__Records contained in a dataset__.
>> start

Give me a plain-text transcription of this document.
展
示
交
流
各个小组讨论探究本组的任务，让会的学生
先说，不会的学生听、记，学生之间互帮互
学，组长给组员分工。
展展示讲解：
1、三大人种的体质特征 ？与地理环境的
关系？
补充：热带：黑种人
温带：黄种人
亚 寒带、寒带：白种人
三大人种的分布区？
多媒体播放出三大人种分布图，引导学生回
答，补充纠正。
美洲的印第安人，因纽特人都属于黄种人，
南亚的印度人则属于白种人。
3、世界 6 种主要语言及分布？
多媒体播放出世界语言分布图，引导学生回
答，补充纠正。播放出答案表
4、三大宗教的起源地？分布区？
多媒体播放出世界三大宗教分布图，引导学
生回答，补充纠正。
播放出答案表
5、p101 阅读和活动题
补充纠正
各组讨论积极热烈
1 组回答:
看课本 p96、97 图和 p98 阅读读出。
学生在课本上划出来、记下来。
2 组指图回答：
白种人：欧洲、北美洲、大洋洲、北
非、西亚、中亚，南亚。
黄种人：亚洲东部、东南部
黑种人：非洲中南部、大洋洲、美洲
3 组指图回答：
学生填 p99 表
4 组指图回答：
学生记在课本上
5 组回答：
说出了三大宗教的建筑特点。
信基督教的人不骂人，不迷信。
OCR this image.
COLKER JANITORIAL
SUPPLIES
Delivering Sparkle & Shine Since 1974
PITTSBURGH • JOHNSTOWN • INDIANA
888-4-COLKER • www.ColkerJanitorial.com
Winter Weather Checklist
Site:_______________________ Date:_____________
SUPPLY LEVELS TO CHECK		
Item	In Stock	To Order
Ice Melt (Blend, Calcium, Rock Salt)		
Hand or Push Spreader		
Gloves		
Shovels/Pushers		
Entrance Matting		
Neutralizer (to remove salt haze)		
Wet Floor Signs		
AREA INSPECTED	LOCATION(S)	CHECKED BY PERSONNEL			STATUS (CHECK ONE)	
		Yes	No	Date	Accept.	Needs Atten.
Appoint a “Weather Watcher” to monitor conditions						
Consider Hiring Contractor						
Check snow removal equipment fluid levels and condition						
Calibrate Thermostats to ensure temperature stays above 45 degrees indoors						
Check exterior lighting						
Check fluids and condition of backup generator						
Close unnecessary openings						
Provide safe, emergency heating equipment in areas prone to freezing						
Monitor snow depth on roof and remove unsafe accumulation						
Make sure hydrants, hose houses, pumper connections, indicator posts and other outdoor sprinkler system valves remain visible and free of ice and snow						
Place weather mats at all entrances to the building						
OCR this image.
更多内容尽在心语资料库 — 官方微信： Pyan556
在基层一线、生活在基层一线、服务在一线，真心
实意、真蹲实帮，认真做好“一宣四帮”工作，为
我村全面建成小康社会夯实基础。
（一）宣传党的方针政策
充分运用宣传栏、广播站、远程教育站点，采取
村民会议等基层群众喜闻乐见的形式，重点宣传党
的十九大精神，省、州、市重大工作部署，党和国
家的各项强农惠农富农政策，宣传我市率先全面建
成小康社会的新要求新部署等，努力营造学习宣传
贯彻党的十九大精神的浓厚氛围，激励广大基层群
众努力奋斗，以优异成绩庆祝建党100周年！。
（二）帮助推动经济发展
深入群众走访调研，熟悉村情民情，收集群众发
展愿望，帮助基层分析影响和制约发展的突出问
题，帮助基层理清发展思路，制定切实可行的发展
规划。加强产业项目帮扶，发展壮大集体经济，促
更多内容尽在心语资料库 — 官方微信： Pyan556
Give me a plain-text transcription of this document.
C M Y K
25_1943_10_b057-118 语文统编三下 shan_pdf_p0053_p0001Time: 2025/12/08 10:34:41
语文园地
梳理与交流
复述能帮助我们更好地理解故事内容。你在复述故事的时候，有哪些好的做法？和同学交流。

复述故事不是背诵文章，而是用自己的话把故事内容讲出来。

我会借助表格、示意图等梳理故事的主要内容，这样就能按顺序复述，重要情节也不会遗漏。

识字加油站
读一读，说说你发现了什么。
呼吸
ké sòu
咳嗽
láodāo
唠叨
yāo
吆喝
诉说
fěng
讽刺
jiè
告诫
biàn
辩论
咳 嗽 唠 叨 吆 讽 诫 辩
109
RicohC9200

>> end

__The request__.
All of the lines above must be returned exactly.

__Finished task__.
Give me a plain-text transcription of this document.
展
示
交
流
各个小组讨论探究本组的任务，让会的学生
先说，不会的学生听、记，学生之间互帮互
学，组长给组员分工。
展展示讲解：
1、三大人种的体质特征 ？与地理环境的
关系？
补充：热带：黑种人
温带：黄种人
亚 寒带、寒带：白种人
三大人种的分布区？
多媒体播放出三大人种分布图，引导学生回
答，补充纠正。
美洲的印第安人，因纽特人都属于黄种人，
南亚的印度人则属于白种人。
3、世界 6 种主要语言及分布？
多媒体播放出世界语言分布图，引导学生回
答，补充纠正。播放出答案表
4、三大宗教的起源地？分布区？
多媒体播放出世界三大宗教分布图，引导学
生回答，补充纠正。
播放出答案表
5、p101 阅读和活动题
补充纠正
各组讨论积极热烈
1 组回答:
看课本 p96、97 图和 p98 阅读读出。
学生在课本上划出来、记下来。
2 组指图回答：
白种人：欧洲、北美洲、大洋洲、北
非、西亚、中亚，南亚。
黄种人：亚洲东部、东南部
黑种人：非洲中南部、大洋洲、美洲
3 组指图回答：
学生填 p99 表
4 组指图回答：
学生记在课本上
5 组回答：
说出了三大宗教的建筑特点。
信基督教的人不骂人，不迷信。
OCR this image.
COLKER JANITORIAL
SUPPLIES
Delivering Sparkle & Shine Since 1974
PITTSBURGH • JOHNSTOWN • INDIANA
888-4-COLKER • www.ColkerJanitorial.com
Winter Weather Checklist
Site:_______________________ Date:_____________
SUPPLY LEVELS TO CHECK		
Item	In Stock	To Order
Ice Melt (Blend, Calcium, Rock Salt)		
Hand or Push Spreader		
Gloves		
Shovels/Pushers		
Entrance Matting		
Neutralizer (to remove salt haze)		
Wet Floor Signs		
AREA INSPECTED	LOCATION(S)	CHECKED BY PERSONNEL			STATUS (CHECK ONE)	
		Yes	No	Date	Accept.	Needs Atten.
Appoint a “Weather Watcher” to monitor conditions						
Consider Hiring Contractor						
Check snow removal equipment fluid levels and condition						
Calibrate Thermostats to ensure temperature stays above 45 degrees indoors						
Check exterior lighting						
Check fluids and condition of backup generator						
Close unnecessary openings						
Provide safe, emergency heating equipment in areas prone to freezing						
Monitor snow depth on roof and remove unsafe accumulation						
Make sure hydrants, hose houses, pumper connections, indicator posts and other outdoor sprinkler system valves remain visible and free of ice and snow						
Place weather mats at all entrances to the building						
OCR this image.
更多内容尽在心语资料库 — 官方微信： Pyan556
在基层一线、生活在基层一线、服务在一线，真心
实意、真蹲实帮，认真做好“一宣四帮”工作，为
我村全面建成小康社会夯实基础。
（一）宣传党的方针政策
充分运用宣传栏、广播站、远程教育站点，采取
村民会议等基层群众喜闻乐见的形式，重点宣传党
的十九大精神，省、州、市重大工作部署，党和国
家的各项强农惠农富农政策，宣传我市率先全面建
成小康社会的新要求新部署等，努力营造学习宣传
贯彻党的十九大精神的浓厚氛围，激励广大基层群
众努力奋斗，以优异成绩庆祝建党100周年！。
（二）帮助推动经济发展
深入群众走访调研，熟悉村情民情，收集群众发
展愿望，帮助基层分析影响和制约发展的突出问
题，帮助基层理清发展思路，制定切实可行的发展
规划。加强产业项目帮扶，发展壮大集体经济，促
更多内容尽在心语资料库 — 官方微信： Pyan556
Give me a plain-text transcription of this document.
C M Y K
25_1943_10_b057-118 语文统编三下 shan_pdf_p0053_p0001Time: 2025/12/08 10:34:41
语文园地
梳理与交流
复述能帮助我们更好地理解故事内容。你在复述故事的时候，有哪些好的做法？和同学交流。

复述故事不是背诵文章，而是用自己的话把故事内容讲出来。

我会借助表格、示意图等梳理故事的主要内容，这样就能按顺序复述，重要情节也不会遗漏。

识字加油站
读一读，说说你发现了什么。
呼吸
ké sòu
咳嗽
láodāo
唠叨
yāo
吆喝
诉说
fěng
讽刺
jiè
告诫
biàn
辩论
咳 嗽 唠 叨 吆 讽 诫 辩
109
RicohC9200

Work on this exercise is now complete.